GeDi(genesets = macrophage_topGO_example)

The above shown code will open the application, directing you to the Welcome page. The Welcome page of GeDi serves as the entry point to the application, providing users with an overview of its features and functionalities. Upon launching the application, users are greeted with a user-friendly interface designed to facilitate the exploration and interpretation of functional annotation and enrichment analysis results. The Welcome page offers guidance on how to navigate the application and highlights key components such as data input options, visualization tools, and interactive features. Whether users are new to GeDi or returning to explore additional datasets, the Welcome page serves as a central hub for accessing resources and getting started with their analysis journey.

3 Description of the GeDi user interface

The GeDi application, developed with the shiny framework, incorporates the modern design elements of the bs4Dash package, which is built upon Bootstrap 4. This combination of technologies ensures a sleek and visually appealing user interface for navigating and interacting with the functionality offered by GeDi. By leveraging the features of shiny and bs4Dash, GeDi provides users with an intuitive and aesthetically pleasing environment for conducting functional annotation and enrichment analyses on their datasets.

3.1 Header (navbar)

The dashboard navbar in GeDi, referred to as such in the bs4Dash framework, features a dropdown menu accessible by clicking on the respective “info” icon. The menu offers additional functionality through various buttons:

  • The open book icon - This option allows users to explore the GeDi vignette, either the version bundled with the package or the online version, providing detailed documentation and usage guidelines.
  • The information i cirle - Selecting this option displays information about the current session, presenting details such as the R environment and loaded packages, helpful for troubleshooting and debugging purposes.
  • The heart button - This button offers general information about GeDi, including links to its development version for contribution and guidelines on citing the tool in research publications.

Besides the two dropdown menus, users can also find the Bookmark button in the Navbar. The Bookmark button in the GeDi navbar serves as a convenient tool for users to save and bookmark genes and genesets of interest for later reference. To use this feature, users must first select or click on a gene or geneset that they wish to bookmark. Once the desired gene or geneset is selected, users can then click on the Bookmark button to add it to a list of bookmarked items within the GeDi application. This functionality enables users to organize and revisit specific genes or genesets that they find relevant or intriguing during their exploration of functional annotation and enrichment analysis results. The bookmarked genes and genesets can later be found in the Report panel.

3.3 Body

The structure of GeDi is designed around different panels, each of which becomes active upon clicking the corresponding icons or text in the sidebar.

While the Welcome panel is relatively self-explanatory, additional information and explanations are provided for the functionality of the remaining panels. For new users seeking guidance, there’s a question circle button available to initiate an interactive tour of GeDi. This tour allows users to learn the basic usage mechanisms by actively engaging with the interface. During the tour, specific elements are highlighted in response to user actions, while the rest of the UI remains shaded to maintain focus. Users can interrupt the tour at any time by clicking outside the highlighted window, and navigation between steps is facilitated by arrow buttons (left, right). The tour functionality is implemented using the rintrojs package.

4 The GeDi functionality

The GeDi shiny application is organized into distinct panels, each serving a specific purpose, which will be thoroughly explored in the following sections.

4.1 The Welcome panel

This panel serves as a guide for utilizing GeDi effectively. It offers detailed instructions on generating input data for the application, elucidating the expected input format and outlining the various interactive elements present in the app’s other panels.

- Material supplied -

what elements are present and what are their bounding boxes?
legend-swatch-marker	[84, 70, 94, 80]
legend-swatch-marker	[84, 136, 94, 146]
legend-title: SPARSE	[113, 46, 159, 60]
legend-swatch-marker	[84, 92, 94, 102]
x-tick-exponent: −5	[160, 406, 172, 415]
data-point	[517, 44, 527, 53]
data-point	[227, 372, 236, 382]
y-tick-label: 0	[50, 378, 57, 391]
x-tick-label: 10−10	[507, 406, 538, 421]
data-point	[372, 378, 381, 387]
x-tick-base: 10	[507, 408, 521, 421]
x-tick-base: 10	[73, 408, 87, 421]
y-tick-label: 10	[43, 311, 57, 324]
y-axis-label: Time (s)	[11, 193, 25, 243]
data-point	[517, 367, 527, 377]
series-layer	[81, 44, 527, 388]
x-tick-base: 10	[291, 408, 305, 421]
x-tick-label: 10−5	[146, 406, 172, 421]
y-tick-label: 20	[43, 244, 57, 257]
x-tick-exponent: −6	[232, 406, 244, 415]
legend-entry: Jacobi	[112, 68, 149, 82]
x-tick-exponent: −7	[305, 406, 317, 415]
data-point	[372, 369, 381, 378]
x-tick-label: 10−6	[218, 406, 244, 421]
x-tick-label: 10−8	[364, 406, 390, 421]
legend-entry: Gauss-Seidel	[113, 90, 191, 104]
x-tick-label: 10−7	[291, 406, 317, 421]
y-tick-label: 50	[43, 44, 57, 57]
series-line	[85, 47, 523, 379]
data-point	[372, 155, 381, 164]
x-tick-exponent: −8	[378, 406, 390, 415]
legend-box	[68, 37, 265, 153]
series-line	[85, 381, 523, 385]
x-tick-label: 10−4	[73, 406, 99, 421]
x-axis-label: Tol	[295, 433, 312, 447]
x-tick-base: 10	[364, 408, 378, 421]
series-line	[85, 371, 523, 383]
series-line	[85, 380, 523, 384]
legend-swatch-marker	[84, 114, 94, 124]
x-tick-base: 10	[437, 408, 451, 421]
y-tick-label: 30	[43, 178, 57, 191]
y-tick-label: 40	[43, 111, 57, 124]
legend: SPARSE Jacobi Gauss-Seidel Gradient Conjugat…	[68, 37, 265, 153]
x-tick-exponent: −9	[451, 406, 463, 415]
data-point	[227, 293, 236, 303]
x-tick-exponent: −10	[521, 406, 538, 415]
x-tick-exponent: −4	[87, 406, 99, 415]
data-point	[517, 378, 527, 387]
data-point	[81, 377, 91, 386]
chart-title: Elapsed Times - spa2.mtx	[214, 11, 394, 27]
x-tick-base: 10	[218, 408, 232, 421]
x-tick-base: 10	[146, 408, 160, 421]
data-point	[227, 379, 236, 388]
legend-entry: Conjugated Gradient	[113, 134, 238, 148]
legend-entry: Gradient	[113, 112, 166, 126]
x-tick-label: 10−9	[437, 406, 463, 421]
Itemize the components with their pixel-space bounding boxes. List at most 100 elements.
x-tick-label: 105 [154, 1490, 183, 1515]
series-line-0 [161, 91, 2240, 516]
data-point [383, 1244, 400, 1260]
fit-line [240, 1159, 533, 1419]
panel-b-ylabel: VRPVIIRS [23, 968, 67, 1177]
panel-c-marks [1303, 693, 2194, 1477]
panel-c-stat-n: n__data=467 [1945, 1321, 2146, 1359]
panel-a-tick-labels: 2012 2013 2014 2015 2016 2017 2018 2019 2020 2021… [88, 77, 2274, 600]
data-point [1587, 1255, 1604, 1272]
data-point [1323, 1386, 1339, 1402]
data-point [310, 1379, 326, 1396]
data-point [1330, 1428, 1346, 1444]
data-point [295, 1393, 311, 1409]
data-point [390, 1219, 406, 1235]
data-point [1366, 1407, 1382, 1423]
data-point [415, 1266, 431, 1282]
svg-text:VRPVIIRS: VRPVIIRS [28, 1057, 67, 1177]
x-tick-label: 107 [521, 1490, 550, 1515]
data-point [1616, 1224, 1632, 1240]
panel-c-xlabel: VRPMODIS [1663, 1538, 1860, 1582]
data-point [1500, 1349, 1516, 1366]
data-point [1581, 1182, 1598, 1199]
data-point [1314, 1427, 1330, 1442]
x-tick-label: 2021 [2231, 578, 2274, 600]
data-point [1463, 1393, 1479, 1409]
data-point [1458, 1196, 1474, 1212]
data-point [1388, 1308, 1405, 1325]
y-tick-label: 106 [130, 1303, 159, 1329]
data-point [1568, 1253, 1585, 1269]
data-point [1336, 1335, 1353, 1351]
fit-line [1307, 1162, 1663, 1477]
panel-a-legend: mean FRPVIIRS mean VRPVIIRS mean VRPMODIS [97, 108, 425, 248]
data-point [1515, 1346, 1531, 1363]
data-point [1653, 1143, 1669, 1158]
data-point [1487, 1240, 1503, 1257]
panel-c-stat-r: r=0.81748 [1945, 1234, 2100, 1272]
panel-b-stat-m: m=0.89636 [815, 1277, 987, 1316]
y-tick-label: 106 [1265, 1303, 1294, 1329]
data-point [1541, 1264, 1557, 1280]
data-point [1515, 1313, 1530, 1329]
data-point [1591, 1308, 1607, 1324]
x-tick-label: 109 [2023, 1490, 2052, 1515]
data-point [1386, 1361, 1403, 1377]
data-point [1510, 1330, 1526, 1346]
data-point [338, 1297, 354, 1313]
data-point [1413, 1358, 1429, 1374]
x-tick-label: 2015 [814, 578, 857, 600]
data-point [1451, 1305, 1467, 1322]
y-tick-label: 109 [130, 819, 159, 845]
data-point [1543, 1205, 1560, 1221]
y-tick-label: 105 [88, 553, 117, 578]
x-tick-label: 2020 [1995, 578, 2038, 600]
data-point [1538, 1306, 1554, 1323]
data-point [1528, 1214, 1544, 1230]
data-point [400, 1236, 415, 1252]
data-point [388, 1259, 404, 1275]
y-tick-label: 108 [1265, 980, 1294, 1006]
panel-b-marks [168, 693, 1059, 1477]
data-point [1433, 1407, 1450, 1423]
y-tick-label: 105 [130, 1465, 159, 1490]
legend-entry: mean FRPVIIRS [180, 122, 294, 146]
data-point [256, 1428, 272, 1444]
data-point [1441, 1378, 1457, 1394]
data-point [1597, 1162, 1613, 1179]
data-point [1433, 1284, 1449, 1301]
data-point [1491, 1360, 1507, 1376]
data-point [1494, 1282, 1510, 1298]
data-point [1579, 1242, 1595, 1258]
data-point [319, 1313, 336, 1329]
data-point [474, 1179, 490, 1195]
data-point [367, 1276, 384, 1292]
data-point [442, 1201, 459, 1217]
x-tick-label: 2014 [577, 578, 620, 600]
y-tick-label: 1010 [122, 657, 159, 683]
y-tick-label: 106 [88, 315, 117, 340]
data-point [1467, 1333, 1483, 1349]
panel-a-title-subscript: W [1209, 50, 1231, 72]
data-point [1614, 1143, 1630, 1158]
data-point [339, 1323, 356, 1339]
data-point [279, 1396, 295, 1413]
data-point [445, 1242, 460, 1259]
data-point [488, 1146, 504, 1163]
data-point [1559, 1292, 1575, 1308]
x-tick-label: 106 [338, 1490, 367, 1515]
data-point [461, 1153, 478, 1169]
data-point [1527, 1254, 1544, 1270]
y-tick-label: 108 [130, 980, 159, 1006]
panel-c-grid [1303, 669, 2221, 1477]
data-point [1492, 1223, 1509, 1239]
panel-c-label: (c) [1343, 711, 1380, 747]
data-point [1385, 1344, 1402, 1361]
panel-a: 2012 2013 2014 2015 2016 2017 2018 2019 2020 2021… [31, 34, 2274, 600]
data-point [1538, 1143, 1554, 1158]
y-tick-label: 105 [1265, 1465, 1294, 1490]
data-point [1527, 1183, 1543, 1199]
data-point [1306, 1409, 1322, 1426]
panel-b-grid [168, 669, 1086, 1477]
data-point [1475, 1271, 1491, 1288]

- What to produce -
Reproduce the GeDi text word for word, beginning at "The GeDi application, developed" and stopping after "3.1 Header (navbar)".

- Answer space -
The GeDi application, developed with the shiny framework, incorporates the modern design elements of the bs4Dash package, which is built upon Bootstrap 4. This combination of technologies ensures a sleek and visually appealing user interface for navigating and interacting with the functionality offered by GeDi. By leveraging the features of shiny and bs4Dash, GeDi provides users with an intuitive and aesthetically pleasing environment for conducting functional annotation and enrichment analyses on their datasets.

3.1 Header (navbar)